### Challenge 1
Set down the forum post below on laptop heat with external monitors from "I received a" to "in this respects.", word for word.

### Text shown
================================

I'm not a programmer nor an engineer.. so I may ask a really "silly" question :)
Could this wiring of dGPU for external displays, change with a software patch? Is it strictly hardware issue?
 
I received a base 16" today and am disappointed because it get's as hot as my 2017 with an external 4K monitor.

Is anybody else experiencing the same issue? I always work with external monitors and running on high resolution and this heating performance is upsetting. It's not cooler than the 2017 version in this respects.

Can you guys share your thoughts on this?

Thanks a lot!
I have two 4K monitors attached (LG UltraFine) and zero issues with lack of cooling or overheating.
 
Sorry, but while I understand graphs and monitoring ups the CPU processing a bit, I don't think that's the major issue here. I can look at my activity monitor with no external monitor plugged in, temperature graphs up, and the fans are not audible. I plug in my monitor, which is a smaller resolution than my MBP's own screen, and GPU usage goes to 20w, and the fans become very audible as the temperatures rise very quickly.

================================

### Challenge 2
Extract the lines of the listing below, from its first line through the line with "685, 537, 695]", reproducing them exactly.

================================

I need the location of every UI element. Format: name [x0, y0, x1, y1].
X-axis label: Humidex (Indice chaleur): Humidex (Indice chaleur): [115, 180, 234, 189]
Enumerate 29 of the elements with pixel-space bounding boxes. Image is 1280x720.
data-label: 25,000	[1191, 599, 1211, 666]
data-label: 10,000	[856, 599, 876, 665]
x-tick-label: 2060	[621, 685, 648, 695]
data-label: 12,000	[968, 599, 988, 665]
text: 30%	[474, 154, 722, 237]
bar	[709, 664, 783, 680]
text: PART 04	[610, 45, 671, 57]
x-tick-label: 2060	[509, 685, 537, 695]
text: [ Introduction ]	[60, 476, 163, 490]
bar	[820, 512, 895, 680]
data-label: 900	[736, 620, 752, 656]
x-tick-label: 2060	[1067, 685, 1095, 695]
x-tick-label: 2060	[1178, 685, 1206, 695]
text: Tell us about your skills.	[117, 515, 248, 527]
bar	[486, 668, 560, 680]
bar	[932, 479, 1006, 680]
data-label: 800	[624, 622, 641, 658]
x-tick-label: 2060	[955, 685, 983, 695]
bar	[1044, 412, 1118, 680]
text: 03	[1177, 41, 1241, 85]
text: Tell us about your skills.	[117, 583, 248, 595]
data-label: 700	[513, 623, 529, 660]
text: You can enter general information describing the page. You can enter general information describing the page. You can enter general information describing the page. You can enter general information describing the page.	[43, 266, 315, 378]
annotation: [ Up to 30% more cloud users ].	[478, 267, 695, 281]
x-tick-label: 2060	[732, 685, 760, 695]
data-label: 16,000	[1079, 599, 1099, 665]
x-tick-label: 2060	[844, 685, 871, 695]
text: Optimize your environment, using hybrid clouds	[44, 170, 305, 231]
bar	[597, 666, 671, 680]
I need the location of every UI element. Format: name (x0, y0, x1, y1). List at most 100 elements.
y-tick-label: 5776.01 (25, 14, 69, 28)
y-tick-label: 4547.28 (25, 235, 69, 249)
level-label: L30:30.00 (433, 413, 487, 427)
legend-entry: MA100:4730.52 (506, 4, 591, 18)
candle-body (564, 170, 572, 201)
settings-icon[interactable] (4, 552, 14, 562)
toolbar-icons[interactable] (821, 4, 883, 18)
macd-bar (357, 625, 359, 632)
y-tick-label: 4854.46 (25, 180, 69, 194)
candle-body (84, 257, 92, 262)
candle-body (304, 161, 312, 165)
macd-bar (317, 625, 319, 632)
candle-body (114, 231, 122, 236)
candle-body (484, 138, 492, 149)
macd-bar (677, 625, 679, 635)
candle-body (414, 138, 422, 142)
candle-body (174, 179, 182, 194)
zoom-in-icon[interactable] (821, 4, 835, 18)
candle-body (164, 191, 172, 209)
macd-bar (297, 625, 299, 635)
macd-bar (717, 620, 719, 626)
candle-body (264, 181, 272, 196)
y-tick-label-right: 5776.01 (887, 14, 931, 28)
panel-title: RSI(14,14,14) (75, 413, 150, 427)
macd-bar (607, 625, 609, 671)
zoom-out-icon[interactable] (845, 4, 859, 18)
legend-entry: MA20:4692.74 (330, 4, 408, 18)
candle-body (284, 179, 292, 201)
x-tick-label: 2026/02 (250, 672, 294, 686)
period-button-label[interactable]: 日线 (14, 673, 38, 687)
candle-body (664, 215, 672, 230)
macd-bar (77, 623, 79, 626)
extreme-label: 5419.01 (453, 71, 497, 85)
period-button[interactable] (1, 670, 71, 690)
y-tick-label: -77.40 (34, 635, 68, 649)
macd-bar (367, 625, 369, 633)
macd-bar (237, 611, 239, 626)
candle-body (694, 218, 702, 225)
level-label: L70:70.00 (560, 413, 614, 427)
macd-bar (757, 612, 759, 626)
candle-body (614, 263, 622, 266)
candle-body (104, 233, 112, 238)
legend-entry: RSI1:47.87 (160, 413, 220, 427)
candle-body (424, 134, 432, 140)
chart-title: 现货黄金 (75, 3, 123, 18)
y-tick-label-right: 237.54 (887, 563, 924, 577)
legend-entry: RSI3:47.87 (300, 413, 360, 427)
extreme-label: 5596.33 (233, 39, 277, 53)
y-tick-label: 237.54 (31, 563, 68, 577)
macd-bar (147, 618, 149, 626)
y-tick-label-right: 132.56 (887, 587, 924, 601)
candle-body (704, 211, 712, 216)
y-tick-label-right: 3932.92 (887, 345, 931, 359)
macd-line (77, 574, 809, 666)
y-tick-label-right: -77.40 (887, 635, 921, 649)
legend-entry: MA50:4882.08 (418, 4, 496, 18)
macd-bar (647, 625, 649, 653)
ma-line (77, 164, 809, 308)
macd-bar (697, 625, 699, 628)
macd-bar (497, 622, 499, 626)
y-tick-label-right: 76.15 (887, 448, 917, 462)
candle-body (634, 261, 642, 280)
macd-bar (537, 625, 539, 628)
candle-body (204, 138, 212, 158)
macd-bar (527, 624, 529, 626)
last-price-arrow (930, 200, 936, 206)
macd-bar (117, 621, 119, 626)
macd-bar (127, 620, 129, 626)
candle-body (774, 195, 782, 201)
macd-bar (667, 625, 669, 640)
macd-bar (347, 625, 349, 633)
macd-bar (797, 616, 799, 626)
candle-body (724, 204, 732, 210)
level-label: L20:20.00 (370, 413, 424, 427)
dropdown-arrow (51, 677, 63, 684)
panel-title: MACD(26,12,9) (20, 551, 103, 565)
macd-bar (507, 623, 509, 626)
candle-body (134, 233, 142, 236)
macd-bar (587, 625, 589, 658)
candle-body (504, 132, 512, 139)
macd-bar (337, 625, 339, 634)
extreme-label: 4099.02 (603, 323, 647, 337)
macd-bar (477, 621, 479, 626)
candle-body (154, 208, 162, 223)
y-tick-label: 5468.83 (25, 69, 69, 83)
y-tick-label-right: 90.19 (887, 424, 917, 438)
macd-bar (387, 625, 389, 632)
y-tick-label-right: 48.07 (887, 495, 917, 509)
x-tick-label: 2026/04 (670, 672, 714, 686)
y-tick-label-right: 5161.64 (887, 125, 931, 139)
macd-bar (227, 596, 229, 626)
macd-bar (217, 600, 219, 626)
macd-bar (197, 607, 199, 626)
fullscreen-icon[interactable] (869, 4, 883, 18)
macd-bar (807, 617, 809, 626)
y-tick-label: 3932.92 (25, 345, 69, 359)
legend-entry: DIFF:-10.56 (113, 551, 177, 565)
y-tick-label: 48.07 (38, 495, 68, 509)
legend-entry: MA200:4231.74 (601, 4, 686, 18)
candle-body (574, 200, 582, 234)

================================

### Solution 1
I received a base 16" today and am disappointed because it get's as hot as my 2017 with an external 4K monitor.

Is anybody else experiencing the same issue? I always work with external monitors and running on high resolution and this heating performance is upsetting. It's not cooler than the 2017 version in this respects.

### Solution 2
I need the location of every UI element. Format: name [x0, y0, x1, y1].
X-axis label: Humidex (Indice chaleur): Humidex (Indice chaleur): [115, 180, 234, 189]
Enumerate 29 of the elements with pixel-space bounding boxes. Image is 1280x720.
data-label: 25,000	[1191, 599, 1211, 666]
data-label: 10,000	[856, 599, 876, 665]
x-tick-label: 2060	[621, 685, 648, 695]
data-label: 12,000	[968, 599, 988, 665]
text: 30%	[474, 154, 722, 237]
bar	[709, 664, 783, 680]
text: PART 04	[610, 45, 671, 57]
x-tick-label: 2060	[509, 685, 537, 695]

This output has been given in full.